*Instructions for the task*: Provide the number of lines containing the word "months", and nothing else.

*Excerpted data*:
# # # # # # #

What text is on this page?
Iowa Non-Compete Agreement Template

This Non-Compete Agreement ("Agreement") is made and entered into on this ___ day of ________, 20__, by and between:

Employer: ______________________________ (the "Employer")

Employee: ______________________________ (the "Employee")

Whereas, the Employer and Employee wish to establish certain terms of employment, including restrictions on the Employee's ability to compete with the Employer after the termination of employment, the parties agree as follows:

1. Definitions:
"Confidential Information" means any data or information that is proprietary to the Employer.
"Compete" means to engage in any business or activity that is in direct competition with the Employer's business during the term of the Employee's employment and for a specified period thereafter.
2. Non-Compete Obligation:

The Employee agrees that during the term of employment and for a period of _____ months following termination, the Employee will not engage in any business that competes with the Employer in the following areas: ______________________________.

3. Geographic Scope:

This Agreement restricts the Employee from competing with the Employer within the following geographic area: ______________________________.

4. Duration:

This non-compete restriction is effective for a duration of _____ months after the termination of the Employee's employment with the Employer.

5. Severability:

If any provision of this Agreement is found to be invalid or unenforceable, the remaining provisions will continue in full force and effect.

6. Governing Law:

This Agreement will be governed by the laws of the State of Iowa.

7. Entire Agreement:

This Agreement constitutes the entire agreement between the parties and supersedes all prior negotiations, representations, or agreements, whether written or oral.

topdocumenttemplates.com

# # # # # # #

*Complete answer*: 2